# Goal
Retype all material exactly. Pictures stay out of the copy.

(Figure content listings)

┄┄┄┄┄┄

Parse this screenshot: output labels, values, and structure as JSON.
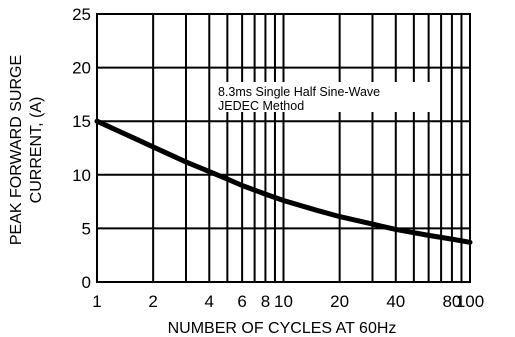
{
  "chart_data": {
    "type": "line",
    "x_scale": "log",
    "xlim": [
      1,
      100
    ],
    "ylim": [
      0,
      25
    ],
    "grid": true,
    "xlabel": "NUMBER OF CYCLES AT 60Hz",
    "ylabel_lines": [
      "PEAK FORWARD SURGE",
      "CURRENT, (A)"
    ],
    "annotation_lines": [
      "8.3ms Single Half Sine-Wave",
      "JEDEC Method"
    ],
    "x_tick_labels": [
      "1",
      "2",
      "4",
      "6",
      "8",
      "10",
      "20",
      "40",
      "80",
      "100"
    ],
    "y_tick_labels": [
      "0",
      "5",
      "10",
      "15",
      "20",
      "25"
    ],
    "series": [
      {
        "x": [
          1,
          1.5,
          2,
          3,
          4,
          5,
          6,
          8,
          10,
          15,
          20,
          30,
          40,
          50,
          60,
          80,
          100
        ],
        "y": [
          15,
          13.6,
          12.6,
          11.2,
          10.3,
          9.6,
          9.0,
          8.2,
          7.6,
          6.7,
          6.1,
          5.4,
          4.9,
          4.6,
          4.35,
          4.0,
          3.7
        ]
      }
    ],
    "colors": {
      "line": "#000000",
      "grid": "#000000"
    }
  }
}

┄┄┄┄┄┄

# The result
Parse this screenshot: output labels, values, and structure as JSON.
{
  "chart_data": {
    "type": "line",
    "x_scale": "log",
    "xlim": [
      1,
      100
    ],
    "ylim": [
      0,
      25
    ],
    "grid": true,
    "xlabel": "NUMBER OF CYCLES AT 60Hz",
    "ylabel_lines": [
      "PEAK FORWARD SURGE",
      "CURRENT, (A)"
    ],
    "annotation_lines": [
      "8.3ms Single Half Sine-Wave",
      "JEDEC Method"
    ],
    "x_tick_labels": [
      "1",
      "2",
      "4",
      "6",
      "8",
      "10",
      "20",
      "40",
      "80",
      "100"
    ],
    "y_tick_labels": [
      "0",
      "5",
      "10",
      "15",
      "20",
      "25"
    ],
    "series": [
      {
        "x": [
          1,
          1.5,
          2,
          3,
          4,
          5,
          6,
          8,
          10,
          15,
          20,
          30,
          40,
          50,
          60,
          80,
          100
        ],
        "y": [
          15,
          13.6,
          12.6,
          11.2,
          10.3,
          9.6,
          9.0,
          8.2,
          7.6,
          6.7,
          6.1,
          5.4,
          4.9,
          4.6,
          4.35,
          4.0,
          3.7
        ]
      }
    ],
    "colors": {
      "line": "#000000",
      "grid": "#000000"
    }
  }
}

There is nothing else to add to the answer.